## EXERCISE OBJECTIVE:
Print, exactly and completely, every entry in the data.
** Start of DATASET EXTRACT **
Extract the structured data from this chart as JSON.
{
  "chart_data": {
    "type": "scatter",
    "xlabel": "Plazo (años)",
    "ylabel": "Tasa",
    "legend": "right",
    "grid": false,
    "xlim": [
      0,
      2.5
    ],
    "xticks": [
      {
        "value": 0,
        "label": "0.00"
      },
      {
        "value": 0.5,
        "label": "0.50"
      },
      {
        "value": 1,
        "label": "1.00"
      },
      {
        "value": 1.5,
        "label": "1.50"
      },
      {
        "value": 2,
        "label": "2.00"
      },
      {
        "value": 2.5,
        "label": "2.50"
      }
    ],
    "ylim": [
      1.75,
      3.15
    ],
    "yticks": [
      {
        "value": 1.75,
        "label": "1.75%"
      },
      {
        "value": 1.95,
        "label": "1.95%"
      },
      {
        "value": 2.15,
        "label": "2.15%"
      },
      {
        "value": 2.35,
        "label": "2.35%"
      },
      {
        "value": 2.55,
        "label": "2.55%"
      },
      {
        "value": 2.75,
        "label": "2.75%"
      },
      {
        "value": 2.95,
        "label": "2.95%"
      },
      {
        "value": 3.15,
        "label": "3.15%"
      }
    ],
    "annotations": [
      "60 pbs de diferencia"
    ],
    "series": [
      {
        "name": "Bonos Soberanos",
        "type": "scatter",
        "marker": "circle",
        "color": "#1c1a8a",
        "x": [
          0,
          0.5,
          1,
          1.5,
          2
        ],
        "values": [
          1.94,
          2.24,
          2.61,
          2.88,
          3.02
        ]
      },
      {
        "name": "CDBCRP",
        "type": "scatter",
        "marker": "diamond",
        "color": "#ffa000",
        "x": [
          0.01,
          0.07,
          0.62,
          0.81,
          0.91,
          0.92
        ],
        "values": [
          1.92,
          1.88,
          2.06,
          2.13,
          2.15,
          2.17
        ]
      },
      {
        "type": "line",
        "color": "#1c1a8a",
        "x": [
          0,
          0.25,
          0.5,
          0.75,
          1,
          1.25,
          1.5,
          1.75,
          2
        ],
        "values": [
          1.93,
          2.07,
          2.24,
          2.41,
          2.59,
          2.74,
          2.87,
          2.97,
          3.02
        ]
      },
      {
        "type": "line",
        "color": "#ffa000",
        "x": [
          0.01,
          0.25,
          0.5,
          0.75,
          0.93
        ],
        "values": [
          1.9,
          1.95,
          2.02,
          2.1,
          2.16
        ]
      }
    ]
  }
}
** End of DATASET EXTRACT **
## RESULT OF THIS EXERCISE:
Extract the structured data from this chart as JSON.
{
  "chart_data": {
    "type": "scatter",
    "xlabel": "Plazo (años)",
    "ylabel": "Tasa",
    "legend": "right",
    "grid": false,
    "xlim": [
      0,
      2.5
    ],
    "xticks": [
      {
        "value": 0,
        "label": "0.00"
      },
      {
        "value": 0.5,
        "label": "0.50"
      },
      {
        "value": 1,
        "label": "1.00"
      },
      {
        "value": 1.5,
        "label": "1.50"
      },
      {
        "value": 2,
        "label": "2.00"
      },
      {
        "value": 2.5,
        "label": "2.50"
      }
    ],
    "ylim": [
      1.75,
      3.15
    ],
    "yticks": [
      {
        "value": 1.75,
        "label": "1.75%"
      },
      {
        "value": 1.95,
        "label": "1.95%"
      },
      {
        "value": 2.15,
        "label": "2.15%"
      },
      {
        "value": 2.35,
        "label": "2.35%"
      },
      {
        "value": 2.55,
        "label": "2.55%"
      },
      {
        "value": 2.75,
        "label": "2.75%"
      },
      {
        "value": 2.95,
        "label": "2.95%"
      },
      {
        "value": 3.15,
        "label": "3.15%"
      }
    ],
    "annotations": [
      "60 pbs de diferencia"
    ],
    "series": [
      {
        "name": "Bonos Soberanos",
        "type": "scatter",
        "marker": "circle",
        "color": "#1c1a8a",
        "x": [
          0,
          0.5,
          1,
          1.5,
          2
        ],
        "values": [
          1.94,
          2.24,
          2.61,
          2.88,
          3.02
        ]
      },
      {
        "name": "CDBCRP",
        "type": "scatter",
        "marker": "diamond",
        "color": "#ffa000",
        "x": [
          0.01,
          0.07,
          0.62,
          0.81,
          0.91,
          0.92
        ],
        "values": [
          1.92,
          1.88,
          2.06,
          2.13,
          2.15,
          2.17
        ]
      },
      {
        "type": "line",
        "color": "#1c1a8a",
        "x": [
          0,
          0.25,
          0.5,
          0.75,
          1,
          1.25,
          1.5,
          1.75,
          2
        ],
        "values": [
          1.93,
          2.07,
          2.24,
          2.41,
          2.59,
          2.74,
          2.87,
          2.97,
          3.02
        ]
      },
      {
        "type": "line",
        "color": "#ffa000",
        "x": [
          0.01,
          0.25,
          0.5,
          0.75,
          0.93
        ],
        "values": [
          1.9,
          1.95,
          2.02,
          2.1,
          2.16
        ]
      }
    ]
  }
}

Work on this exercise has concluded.